▶ Exercise: Look through the data below and count each line where the word "Override" appears. Reply with the count alone.

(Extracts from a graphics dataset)
┌──

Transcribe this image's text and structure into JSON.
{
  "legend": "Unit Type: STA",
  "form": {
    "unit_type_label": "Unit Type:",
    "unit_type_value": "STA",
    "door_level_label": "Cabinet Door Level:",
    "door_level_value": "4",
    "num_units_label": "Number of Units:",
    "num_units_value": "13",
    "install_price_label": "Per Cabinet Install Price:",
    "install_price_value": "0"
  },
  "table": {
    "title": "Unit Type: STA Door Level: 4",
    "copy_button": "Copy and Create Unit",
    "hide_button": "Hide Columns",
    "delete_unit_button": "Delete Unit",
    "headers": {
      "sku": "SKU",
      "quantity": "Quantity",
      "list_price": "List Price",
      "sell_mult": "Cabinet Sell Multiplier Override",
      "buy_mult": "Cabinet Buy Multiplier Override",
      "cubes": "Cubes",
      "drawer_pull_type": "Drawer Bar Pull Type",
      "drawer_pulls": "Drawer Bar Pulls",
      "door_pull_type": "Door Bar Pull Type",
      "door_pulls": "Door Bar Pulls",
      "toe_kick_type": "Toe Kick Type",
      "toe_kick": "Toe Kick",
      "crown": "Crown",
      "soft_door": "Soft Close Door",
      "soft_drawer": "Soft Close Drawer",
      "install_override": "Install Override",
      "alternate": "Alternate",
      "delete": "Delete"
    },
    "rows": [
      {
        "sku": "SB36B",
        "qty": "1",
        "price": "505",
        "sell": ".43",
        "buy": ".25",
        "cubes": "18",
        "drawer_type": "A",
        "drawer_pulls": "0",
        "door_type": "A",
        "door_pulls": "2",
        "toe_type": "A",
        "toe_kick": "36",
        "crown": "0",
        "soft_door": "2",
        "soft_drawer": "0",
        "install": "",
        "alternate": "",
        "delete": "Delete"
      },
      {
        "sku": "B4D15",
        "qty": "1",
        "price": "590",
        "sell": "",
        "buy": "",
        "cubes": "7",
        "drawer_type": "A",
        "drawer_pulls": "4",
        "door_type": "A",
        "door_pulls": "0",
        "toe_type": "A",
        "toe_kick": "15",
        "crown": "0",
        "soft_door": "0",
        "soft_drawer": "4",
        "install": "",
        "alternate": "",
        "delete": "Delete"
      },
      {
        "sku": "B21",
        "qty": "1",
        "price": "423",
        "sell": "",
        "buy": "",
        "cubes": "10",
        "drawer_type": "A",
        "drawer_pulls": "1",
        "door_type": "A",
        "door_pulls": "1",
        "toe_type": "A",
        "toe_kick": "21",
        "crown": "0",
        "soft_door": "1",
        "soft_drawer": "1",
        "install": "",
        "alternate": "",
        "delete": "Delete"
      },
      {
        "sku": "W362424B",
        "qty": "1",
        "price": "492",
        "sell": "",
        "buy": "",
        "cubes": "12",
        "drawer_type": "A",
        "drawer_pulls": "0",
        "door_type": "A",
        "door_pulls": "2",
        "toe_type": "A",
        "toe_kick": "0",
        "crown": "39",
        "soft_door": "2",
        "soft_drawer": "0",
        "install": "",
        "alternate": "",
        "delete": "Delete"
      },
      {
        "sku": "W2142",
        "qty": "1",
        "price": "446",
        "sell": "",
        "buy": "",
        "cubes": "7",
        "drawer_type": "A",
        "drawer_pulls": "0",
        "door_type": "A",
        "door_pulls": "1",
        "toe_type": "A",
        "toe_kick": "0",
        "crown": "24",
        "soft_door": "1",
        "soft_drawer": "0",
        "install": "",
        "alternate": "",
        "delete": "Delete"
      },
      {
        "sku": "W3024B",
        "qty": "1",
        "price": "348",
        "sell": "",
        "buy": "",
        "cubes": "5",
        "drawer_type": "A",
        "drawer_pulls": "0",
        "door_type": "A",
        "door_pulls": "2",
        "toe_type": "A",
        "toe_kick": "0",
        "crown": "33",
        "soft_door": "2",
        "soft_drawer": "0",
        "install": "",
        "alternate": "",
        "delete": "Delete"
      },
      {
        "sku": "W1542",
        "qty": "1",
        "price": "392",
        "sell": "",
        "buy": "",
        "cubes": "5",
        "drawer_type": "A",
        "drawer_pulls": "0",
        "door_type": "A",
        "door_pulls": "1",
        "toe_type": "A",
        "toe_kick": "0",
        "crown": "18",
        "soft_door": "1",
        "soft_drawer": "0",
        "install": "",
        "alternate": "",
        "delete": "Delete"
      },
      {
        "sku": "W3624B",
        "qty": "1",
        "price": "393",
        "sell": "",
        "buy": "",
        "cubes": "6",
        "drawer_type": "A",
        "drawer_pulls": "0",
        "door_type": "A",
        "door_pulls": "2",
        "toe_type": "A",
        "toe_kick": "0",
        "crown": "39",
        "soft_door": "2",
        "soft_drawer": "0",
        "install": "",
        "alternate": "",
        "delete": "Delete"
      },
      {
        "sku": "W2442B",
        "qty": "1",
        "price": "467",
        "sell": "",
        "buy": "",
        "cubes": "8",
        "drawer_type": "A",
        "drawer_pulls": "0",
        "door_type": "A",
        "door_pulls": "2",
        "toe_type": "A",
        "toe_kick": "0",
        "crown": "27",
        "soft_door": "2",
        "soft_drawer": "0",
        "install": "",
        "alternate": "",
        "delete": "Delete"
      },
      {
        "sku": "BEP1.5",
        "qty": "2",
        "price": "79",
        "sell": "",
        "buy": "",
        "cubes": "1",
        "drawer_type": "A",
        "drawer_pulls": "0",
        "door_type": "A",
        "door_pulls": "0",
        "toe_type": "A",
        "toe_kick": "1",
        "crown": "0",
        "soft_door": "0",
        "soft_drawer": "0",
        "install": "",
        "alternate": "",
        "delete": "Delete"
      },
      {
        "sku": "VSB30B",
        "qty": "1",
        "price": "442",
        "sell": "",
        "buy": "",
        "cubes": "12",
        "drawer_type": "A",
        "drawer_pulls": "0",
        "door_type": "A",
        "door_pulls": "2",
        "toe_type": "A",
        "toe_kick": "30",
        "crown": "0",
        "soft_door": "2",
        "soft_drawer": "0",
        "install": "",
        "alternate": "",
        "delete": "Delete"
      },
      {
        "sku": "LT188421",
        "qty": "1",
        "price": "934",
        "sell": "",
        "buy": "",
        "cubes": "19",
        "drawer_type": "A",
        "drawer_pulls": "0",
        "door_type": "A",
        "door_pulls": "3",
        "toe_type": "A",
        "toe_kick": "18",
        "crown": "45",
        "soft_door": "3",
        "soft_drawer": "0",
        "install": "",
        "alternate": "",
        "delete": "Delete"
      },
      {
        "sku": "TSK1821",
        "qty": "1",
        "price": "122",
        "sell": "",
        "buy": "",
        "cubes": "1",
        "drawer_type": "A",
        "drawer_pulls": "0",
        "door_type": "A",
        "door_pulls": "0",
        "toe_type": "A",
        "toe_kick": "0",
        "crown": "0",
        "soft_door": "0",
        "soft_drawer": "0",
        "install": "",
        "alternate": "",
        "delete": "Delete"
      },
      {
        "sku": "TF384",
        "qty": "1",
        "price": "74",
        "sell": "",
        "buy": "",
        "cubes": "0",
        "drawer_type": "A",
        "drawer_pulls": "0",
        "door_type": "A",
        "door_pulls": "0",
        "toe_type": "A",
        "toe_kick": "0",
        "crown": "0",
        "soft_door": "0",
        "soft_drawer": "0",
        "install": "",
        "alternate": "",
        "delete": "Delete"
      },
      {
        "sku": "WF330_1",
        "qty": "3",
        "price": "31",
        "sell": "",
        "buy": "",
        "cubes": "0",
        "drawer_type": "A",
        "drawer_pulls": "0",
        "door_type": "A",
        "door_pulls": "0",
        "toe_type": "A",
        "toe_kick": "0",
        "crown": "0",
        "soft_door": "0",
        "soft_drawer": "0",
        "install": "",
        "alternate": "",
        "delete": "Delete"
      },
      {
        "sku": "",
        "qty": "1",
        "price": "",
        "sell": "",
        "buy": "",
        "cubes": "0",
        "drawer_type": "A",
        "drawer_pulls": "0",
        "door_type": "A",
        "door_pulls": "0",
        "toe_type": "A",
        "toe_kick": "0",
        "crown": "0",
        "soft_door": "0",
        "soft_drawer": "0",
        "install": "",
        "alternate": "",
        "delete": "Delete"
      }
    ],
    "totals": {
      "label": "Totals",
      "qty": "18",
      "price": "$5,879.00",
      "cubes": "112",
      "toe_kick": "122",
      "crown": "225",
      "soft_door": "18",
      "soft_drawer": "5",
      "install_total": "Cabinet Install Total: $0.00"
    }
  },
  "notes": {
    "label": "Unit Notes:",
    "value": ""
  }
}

└──

▶ Completed exercise: 3